[START Input rows]

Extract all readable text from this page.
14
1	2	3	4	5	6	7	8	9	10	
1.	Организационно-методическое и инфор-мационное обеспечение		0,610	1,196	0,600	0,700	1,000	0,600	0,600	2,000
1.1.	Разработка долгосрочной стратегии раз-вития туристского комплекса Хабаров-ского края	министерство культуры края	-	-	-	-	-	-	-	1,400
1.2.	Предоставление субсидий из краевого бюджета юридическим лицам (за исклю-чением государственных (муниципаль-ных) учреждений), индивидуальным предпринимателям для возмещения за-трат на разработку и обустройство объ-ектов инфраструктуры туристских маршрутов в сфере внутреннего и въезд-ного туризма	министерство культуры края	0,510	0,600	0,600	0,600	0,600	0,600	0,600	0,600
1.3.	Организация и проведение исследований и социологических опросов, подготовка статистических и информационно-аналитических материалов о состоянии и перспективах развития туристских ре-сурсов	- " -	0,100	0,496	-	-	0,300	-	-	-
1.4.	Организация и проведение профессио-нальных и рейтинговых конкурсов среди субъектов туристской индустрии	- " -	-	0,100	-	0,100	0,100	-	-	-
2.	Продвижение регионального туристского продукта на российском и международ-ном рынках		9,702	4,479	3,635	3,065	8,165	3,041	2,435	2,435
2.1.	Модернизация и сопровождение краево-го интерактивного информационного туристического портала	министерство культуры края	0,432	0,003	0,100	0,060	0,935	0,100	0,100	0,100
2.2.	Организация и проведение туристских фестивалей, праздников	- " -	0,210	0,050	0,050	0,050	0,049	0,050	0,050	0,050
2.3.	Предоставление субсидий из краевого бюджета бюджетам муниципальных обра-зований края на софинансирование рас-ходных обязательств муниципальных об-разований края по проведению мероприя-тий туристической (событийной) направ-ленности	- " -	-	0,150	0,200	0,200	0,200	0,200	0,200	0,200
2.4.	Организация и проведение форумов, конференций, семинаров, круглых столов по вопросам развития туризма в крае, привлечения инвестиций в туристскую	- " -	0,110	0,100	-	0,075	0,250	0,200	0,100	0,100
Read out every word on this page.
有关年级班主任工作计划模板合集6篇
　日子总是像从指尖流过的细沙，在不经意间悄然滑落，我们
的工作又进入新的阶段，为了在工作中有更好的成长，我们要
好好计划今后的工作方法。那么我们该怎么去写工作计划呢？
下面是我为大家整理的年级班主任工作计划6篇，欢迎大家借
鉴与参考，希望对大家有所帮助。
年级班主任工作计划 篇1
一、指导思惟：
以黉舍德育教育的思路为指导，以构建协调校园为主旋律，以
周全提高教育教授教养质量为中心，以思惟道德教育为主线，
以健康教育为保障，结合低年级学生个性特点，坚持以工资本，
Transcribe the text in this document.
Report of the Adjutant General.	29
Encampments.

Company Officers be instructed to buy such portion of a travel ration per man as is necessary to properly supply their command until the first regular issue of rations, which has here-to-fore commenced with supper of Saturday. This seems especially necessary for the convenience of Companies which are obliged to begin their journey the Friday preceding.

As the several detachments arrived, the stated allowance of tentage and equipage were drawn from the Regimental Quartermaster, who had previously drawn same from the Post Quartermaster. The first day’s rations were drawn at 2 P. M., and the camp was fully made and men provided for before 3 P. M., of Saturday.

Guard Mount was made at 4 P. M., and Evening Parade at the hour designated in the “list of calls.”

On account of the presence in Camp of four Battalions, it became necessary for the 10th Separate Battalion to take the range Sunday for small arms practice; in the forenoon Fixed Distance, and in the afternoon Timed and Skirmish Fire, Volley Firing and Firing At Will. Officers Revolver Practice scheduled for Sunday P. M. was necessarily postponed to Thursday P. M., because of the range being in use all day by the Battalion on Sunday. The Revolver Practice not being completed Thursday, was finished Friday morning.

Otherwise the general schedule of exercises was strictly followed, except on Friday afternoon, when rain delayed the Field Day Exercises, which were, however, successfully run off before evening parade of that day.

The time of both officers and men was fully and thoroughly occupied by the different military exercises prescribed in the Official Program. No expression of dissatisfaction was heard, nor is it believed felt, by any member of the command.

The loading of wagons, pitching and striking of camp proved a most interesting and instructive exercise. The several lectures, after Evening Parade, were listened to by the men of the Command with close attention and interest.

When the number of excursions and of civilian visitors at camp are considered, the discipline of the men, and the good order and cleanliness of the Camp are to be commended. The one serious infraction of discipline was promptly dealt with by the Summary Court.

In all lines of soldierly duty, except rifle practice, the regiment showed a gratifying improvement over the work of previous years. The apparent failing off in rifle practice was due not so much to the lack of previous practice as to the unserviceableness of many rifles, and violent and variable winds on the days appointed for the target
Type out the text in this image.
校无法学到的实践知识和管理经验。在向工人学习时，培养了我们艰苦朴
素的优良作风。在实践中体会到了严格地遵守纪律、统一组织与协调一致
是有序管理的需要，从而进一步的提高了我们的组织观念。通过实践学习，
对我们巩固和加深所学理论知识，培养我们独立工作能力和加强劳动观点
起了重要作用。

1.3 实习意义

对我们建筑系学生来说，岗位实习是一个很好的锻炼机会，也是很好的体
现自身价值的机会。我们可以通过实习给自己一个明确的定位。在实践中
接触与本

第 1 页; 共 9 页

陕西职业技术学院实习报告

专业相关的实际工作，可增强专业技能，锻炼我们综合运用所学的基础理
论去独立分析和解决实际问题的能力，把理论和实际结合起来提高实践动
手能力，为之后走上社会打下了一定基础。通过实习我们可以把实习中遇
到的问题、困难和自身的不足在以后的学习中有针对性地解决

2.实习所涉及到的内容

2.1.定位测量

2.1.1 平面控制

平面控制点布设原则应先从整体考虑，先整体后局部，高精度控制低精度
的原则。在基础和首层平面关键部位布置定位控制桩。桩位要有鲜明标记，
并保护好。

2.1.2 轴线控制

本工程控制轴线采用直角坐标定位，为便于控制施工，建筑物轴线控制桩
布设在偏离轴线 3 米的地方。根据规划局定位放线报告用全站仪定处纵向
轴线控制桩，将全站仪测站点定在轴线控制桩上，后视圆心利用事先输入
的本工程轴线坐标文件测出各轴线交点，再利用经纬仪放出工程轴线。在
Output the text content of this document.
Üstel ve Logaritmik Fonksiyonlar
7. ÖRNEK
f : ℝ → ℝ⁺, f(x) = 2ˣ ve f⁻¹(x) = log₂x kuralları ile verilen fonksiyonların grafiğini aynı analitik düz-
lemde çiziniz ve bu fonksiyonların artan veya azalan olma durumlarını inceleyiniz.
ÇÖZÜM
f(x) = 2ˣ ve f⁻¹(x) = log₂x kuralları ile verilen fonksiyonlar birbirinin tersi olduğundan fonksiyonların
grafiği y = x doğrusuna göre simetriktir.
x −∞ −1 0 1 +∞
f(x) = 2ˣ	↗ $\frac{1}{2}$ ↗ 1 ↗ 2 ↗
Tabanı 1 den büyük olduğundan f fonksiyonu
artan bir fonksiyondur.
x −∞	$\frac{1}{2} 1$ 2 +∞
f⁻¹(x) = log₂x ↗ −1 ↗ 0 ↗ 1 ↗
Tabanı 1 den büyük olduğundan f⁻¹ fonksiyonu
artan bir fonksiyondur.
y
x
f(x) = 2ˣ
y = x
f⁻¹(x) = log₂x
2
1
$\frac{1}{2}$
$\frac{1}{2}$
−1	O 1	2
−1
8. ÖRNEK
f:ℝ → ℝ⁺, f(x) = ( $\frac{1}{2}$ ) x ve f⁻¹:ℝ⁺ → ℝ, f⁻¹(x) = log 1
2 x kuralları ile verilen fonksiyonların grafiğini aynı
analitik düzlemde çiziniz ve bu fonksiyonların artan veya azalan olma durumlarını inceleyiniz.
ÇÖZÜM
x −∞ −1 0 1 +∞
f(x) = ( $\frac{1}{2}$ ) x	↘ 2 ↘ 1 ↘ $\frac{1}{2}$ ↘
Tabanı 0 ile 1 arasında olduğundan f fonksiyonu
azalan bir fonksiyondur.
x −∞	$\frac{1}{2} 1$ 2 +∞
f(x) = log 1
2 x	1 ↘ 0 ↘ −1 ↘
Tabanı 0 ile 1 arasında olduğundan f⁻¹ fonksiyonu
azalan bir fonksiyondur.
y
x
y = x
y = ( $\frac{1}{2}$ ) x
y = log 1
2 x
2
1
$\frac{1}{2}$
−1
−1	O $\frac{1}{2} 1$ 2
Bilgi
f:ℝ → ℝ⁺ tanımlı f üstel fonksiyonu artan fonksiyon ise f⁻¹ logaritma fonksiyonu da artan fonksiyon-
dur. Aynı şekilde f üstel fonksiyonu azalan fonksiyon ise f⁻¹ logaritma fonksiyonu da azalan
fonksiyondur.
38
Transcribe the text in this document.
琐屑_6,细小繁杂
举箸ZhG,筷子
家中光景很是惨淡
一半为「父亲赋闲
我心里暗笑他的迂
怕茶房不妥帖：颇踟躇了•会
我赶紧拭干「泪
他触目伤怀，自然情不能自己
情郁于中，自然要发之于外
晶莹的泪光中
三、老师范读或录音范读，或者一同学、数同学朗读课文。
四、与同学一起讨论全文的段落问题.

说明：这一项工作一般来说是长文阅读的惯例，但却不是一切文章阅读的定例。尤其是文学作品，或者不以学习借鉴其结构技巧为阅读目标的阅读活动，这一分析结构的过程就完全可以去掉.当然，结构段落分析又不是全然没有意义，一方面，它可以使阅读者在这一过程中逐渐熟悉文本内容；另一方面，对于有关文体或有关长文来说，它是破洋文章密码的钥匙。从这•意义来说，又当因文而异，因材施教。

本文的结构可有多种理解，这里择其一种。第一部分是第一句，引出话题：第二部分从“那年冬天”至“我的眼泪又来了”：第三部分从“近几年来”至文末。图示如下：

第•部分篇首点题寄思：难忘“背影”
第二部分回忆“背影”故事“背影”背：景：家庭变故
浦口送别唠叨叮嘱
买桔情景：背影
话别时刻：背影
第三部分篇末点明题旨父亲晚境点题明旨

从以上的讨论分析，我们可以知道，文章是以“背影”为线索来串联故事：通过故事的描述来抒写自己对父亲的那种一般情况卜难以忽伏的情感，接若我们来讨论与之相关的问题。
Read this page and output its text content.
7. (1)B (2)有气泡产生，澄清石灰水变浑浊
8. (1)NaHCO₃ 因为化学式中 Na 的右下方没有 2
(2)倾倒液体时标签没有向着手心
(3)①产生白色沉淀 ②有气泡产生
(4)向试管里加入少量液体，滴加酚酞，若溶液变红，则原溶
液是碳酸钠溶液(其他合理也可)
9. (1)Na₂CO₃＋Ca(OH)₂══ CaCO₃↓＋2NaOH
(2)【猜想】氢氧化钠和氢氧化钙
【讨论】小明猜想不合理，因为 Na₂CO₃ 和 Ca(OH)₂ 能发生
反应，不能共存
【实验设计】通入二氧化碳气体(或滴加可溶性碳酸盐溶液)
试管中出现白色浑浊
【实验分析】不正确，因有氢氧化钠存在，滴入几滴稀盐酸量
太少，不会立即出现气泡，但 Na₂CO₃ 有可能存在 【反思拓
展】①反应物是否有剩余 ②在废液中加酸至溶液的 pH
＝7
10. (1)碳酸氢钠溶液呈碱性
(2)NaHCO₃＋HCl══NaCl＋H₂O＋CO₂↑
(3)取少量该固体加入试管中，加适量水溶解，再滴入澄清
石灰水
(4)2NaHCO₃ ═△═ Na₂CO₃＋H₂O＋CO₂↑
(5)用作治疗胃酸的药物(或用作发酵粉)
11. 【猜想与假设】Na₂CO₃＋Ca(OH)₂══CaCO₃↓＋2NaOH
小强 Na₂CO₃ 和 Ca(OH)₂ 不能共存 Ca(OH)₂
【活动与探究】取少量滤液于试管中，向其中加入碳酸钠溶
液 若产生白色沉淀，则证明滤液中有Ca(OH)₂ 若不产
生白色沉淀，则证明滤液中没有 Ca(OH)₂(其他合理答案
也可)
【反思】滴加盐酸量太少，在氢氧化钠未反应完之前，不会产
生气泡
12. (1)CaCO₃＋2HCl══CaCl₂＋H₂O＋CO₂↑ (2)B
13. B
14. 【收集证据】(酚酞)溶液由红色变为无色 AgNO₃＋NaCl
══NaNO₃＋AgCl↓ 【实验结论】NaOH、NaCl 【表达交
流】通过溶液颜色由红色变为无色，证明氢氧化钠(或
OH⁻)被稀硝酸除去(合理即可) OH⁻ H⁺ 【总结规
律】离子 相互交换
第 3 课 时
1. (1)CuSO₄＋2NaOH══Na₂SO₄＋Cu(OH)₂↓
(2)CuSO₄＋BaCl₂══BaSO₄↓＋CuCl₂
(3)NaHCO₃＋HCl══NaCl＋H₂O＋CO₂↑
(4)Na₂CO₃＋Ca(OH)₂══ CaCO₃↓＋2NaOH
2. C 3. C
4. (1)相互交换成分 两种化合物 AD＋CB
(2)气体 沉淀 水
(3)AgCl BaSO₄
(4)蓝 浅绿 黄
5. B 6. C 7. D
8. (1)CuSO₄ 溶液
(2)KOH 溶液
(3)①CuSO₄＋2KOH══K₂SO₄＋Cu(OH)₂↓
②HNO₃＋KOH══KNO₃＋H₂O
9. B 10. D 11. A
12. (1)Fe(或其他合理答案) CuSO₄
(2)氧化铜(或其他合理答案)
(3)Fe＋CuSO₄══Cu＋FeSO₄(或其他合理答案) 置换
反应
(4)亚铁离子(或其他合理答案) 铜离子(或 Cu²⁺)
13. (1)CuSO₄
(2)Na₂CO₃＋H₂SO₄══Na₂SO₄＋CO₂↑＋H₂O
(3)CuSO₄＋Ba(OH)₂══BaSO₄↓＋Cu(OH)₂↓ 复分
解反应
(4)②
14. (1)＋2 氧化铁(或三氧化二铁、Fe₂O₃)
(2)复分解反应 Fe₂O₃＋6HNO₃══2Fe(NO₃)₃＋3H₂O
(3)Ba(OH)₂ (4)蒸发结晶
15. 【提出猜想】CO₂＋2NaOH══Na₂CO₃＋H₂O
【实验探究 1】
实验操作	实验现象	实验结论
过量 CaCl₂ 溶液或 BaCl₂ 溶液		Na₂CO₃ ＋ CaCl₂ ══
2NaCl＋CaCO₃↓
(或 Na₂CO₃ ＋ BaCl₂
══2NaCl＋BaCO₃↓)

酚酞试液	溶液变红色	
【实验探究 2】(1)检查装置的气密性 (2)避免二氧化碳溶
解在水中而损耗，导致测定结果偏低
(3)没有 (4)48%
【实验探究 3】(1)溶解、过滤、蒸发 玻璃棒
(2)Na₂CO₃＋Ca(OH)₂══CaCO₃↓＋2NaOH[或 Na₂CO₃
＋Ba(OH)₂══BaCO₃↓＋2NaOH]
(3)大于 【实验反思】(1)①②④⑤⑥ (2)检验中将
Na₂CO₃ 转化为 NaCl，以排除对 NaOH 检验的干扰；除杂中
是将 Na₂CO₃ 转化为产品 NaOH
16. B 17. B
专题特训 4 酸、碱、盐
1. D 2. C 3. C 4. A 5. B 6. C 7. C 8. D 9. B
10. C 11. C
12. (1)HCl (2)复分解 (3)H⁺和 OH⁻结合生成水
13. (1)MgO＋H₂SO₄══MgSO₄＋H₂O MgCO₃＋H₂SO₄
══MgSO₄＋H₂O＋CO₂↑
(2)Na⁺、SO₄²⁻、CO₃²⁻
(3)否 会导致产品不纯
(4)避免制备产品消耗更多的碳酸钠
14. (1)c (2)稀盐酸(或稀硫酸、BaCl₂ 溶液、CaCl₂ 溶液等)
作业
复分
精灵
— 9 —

[END Input rows]

> _Problem description_
Where a line above contains the word "veya", copy that line.

> _Solution to the exercise_
lemde çiziniz ve bu fonksiyonların artan veya azalan olma durumlarını inceleyiniz.
analitik düzlemde çiziniz ve bu fonksiyonların artan veya azalan olma durumlarını inceleyiniz.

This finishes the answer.